Directions for this task:
Write out the records beneath this line exactly as they appear, minus any images.

Input for this task:
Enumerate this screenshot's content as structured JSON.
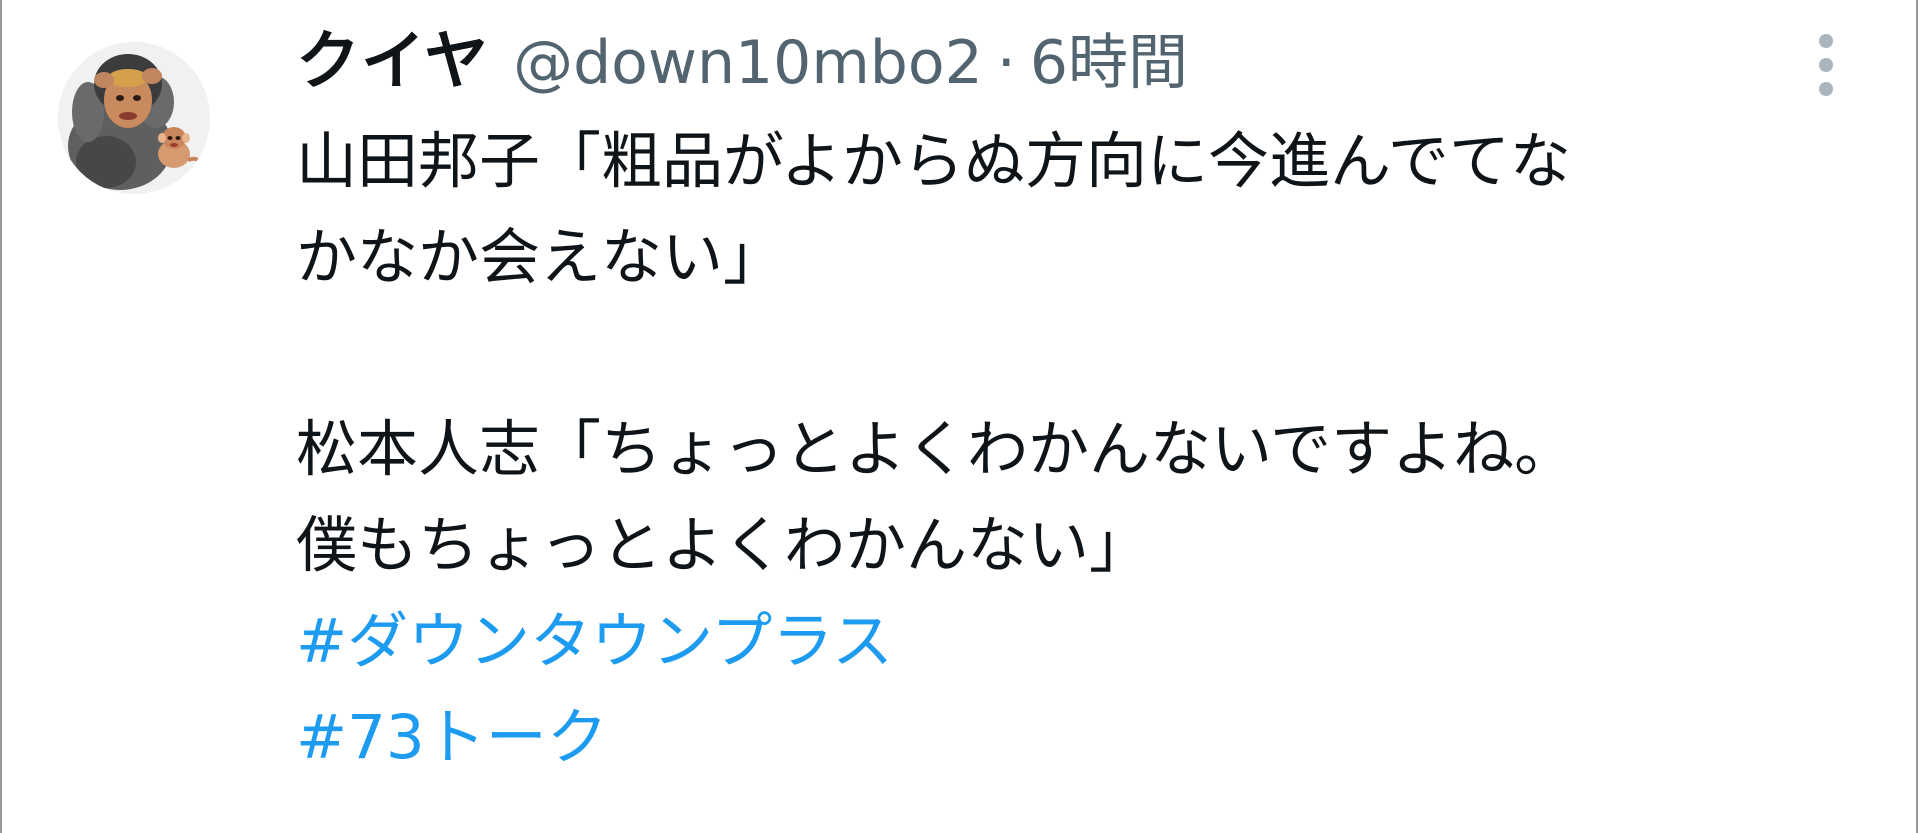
{
  "tweet": {
    "display_name": "クイヤ",
    "handle": "@down10mbo2",
    "separator": "·",
    "time": "6時間",
    "body_lines": [
      "山田邦子「粗品がよからぬ方向に今進んでてな",
      "かなか会えない」",
      "",
      "松本人志「ちょっとよくわかんないですよね。",
      "僕もちょっとよくわかんない」"
    ],
    "hashtags": [
      "#ダウンタウンプラス",
      "#73トーク"
    ]
  },
  "icons": {
    "more": "more-vertical-icon",
    "avatar": "user-avatar"
  },
  "colors": {
    "text": "#0f1419",
    "secondary": "#536471",
    "link": "#1d9bf0",
    "more_dots": "#a9b4bd",
    "frame_border": "#9a9a9a"
  }
}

Task response:
Enumerate this screenshot's content as structured JSON.
{
  "tweet": {
    "display_name": "クイヤ",
    "handle": "@down10mbo2",
    "separator": "·",
    "time": "6時間",
    "body_lines": [
      "山田邦子「粗品がよからぬ方向に今進んでてな",
      "かなか会えない」",
      "",
      "松本人志「ちょっとよくわかんないですよね。",
      "僕もちょっとよくわかんない」"
    ],
    "hashtags": [
      "#ダウンタウンプラス",
      "#73トーク"
    ]
  },
  "icons": {
    "more": "more-vertical-icon",
    "avatar": "user-avatar"
  },
  "colors": {
    "text": "#0f1419",
    "secondary": "#536471",
    "link": "#1d9bf0",
    "more_dots": "#a9b4bd",
    "frame_border": "#9a9a9a"
  }
}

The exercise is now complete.